[THE REQUEST]: Return the entries below verbatim. Pictures stay out.

[INPUT MATERIAL]:

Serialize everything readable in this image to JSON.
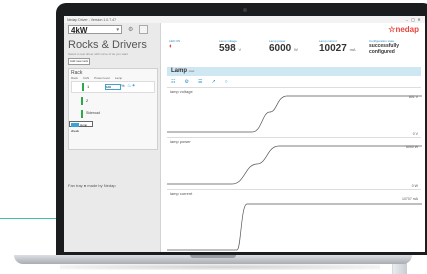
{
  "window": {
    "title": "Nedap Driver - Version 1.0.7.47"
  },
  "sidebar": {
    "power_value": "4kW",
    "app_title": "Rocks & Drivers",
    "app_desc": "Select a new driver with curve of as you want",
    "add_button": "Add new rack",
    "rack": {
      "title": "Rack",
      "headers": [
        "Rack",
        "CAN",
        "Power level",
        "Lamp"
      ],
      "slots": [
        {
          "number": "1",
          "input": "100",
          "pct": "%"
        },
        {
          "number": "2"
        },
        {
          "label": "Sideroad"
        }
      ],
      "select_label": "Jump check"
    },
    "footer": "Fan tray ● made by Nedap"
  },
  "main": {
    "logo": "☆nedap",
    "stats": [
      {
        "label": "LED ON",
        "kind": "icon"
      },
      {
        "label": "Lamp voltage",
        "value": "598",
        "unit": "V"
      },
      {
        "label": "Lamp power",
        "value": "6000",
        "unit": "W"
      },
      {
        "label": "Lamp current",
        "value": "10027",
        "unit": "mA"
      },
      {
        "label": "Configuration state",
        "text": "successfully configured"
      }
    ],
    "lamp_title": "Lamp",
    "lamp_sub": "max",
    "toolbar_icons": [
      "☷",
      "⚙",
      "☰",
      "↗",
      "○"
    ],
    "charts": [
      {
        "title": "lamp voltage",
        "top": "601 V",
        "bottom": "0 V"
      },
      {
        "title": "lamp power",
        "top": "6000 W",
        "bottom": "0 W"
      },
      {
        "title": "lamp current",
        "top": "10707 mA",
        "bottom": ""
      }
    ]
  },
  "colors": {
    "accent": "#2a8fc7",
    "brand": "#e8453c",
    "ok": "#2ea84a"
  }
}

[REPLY TO THE TASK]:
Serialize everything readable in this image to JSON.
{
  "window": {
    "title": "Nedap Driver - Version 1.0.7.47"
  },
  "sidebar": {
    "power_value": "4kW",
    "app_title": "Rocks & Drivers",
    "app_desc": "Select a new driver with curve of as you want",
    "add_button": "Add new rack",
    "rack": {
      "title": "Rack",
      "headers": [
        "Rack",
        "CAN",
        "Power level",
        "Lamp"
      ],
      "slots": [
        {
          "number": "1",
          "input": "100",
          "pct": "%"
        },
        {
          "number": "2"
        },
        {
          "label": "Sideroad"
        }
      ],
      "select_label": "Jump check"
    },
    "footer": "Fan tray ● made by Nedap"
  },
  "main": {
    "logo": "☆nedap",
    "stats": [
      {
        "label": "LED ON",
        "kind": "icon"
      },
      {
        "label": "Lamp voltage",
        "value": "598",
        "unit": "V"
      },
      {
        "label": "Lamp power",
        "value": "6000",
        "unit": "W"
      },
      {
        "label": "Lamp current",
        "value": "10027",
        "unit": "mA"
      },
      {
        "label": "Configuration state",
        "text": "successfully configured"
      }
    ],
    "lamp_title": "Lamp",
    "lamp_sub": "max",
    "toolbar_icons": [
      "☷",
      "⚙",
      "☰",
      "↗",
      "○"
    ],
    "charts": [
      {
        "title": "lamp voltage",
        "top": "601 V",
        "bottom": "0 V"
      },
      {
        "title": "lamp power",
        "top": "6000 W",
        "bottom": "0 W"
      },
      {
        "title": "lamp current",
        "top": "10707 mA",
        "bottom": ""
      }
    ]
  },
  "colors": {
    "accent": "#2a8fc7",
    "brand": "#e8453c",
    "ok": "#2ea84a"
  }
}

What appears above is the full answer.